To be done> Tally all lines containing the word "JSON". Give the number alone.

Entries>
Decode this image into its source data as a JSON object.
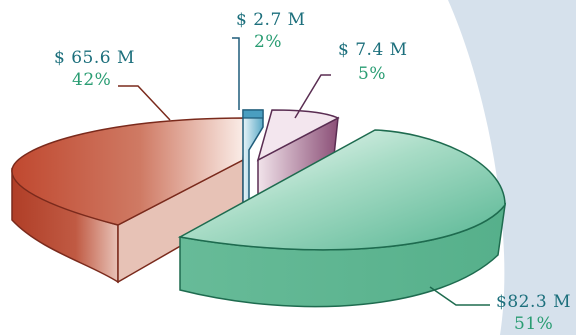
{
  "chart_data": {
    "type": "pie",
    "style": "3d-exploded",
    "slices": [
      {
        "value_label": "$ 65.6 M",
        "value_millions": 65.6,
        "percent_label": "42%",
        "percent": 42,
        "color": "#b8442e"
      },
      {
        "value_label": "$ 2.7 M",
        "value_millions": 2.7,
        "percent_label": "2%",
        "percent": 2,
        "color": "#5aa9c6"
      },
      {
        "value_label": "$ 7.4 M",
        "value_millions": 7.4,
        "percent_label": "5%",
        "percent": 5,
        "color": "#8e5a7c"
      },
      {
        "value_label": "$82.3 M",
        "value_millions": 82.3,
        "percent_label": "51%",
        "percent": 51,
        "color": "#3aa883"
      }
    ]
  },
  "colors": {
    "background_panel": "#d6e1ec",
    "value_text": "#1c6f7c",
    "percent_text": "#2a9d73"
  }
}
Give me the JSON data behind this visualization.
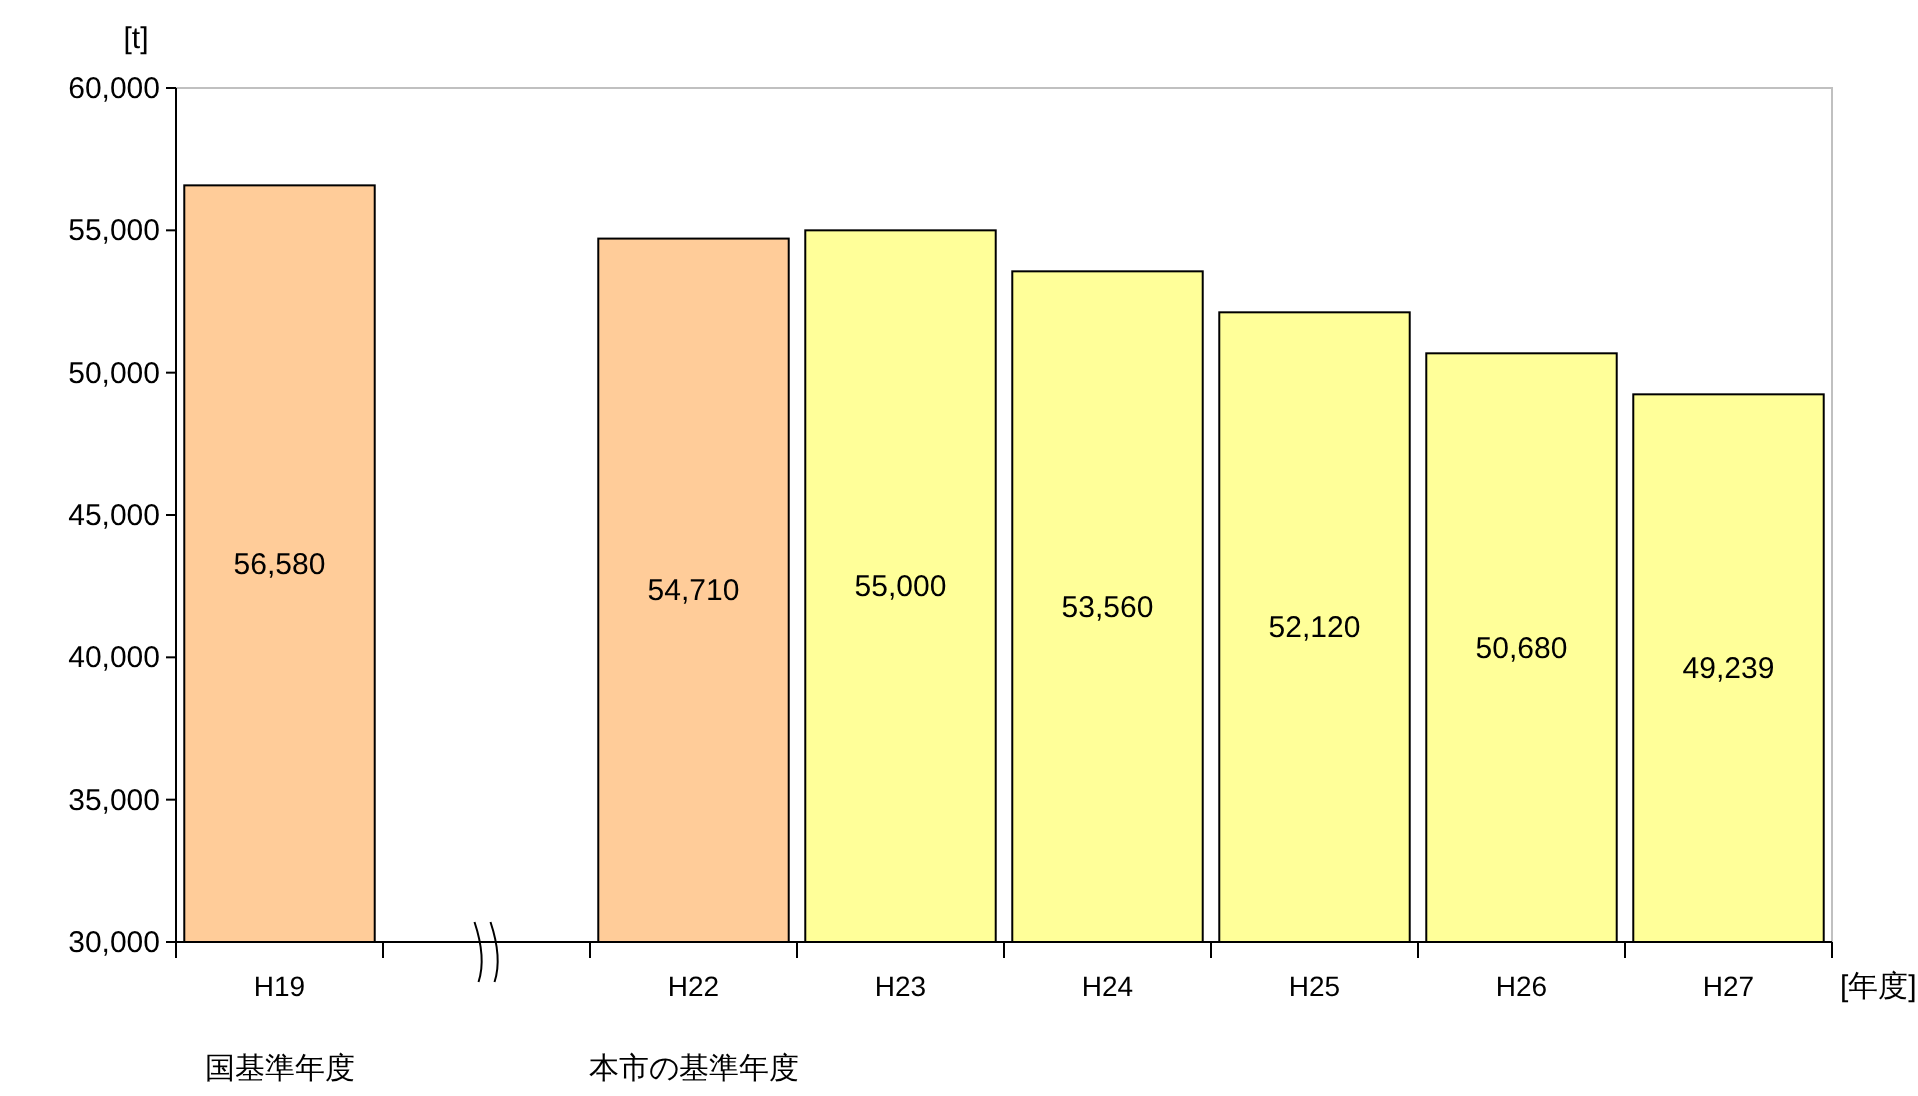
{
  "chart_data": {
    "type": "bar",
    "ylabel": "[t]",
    "xlabel": "[年度]",
    "categories": [
      "H19",
      null,
      "H22",
      "H23",
      "H24",
      "H25",
      "H26",
      "H27"
    ],
    "values": [
      56580,
      null,
      54710,
      55000,
      53560,
      52120,
      50680,
      49239
    ],
    "colors": [
      "#ffcc99",
      null,
      "#ffcc99",
      "#ffff99",
      "#ffff99",
      "#ffff99",
      "#ffff99",
      "#ffff99"
    ],
    "ylim": [
      30000,
      60000
    ],
    "yticks": [
      {
        "value": 30000,
        "label": "30,000"
      },
      {
        "value": 35000,
        "label": "35,000"
      },
      {
        "value": 40000,
        "label": "40,000"
      },
      {
        "value": 45000,
        "label": "45,000"
      },
      {
        "value": 50000,
        "label": "50,000"
      },
      {
        "value": 55000,
        "label": "55,000"
      },
      {
        "value": 60000,
        "label": "60,000"
      }
    ],
    "value_labels": [
      "56,580",
      null,
      "54,710",
      "55,000",
      "53,560",
      "52,120",
      "50,680",
      "49,239"
    ],
    "grid": false,
    "annotations": [
      "国基準年度",
      "本市の基準年度"
    ]
  }
}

Solution> 2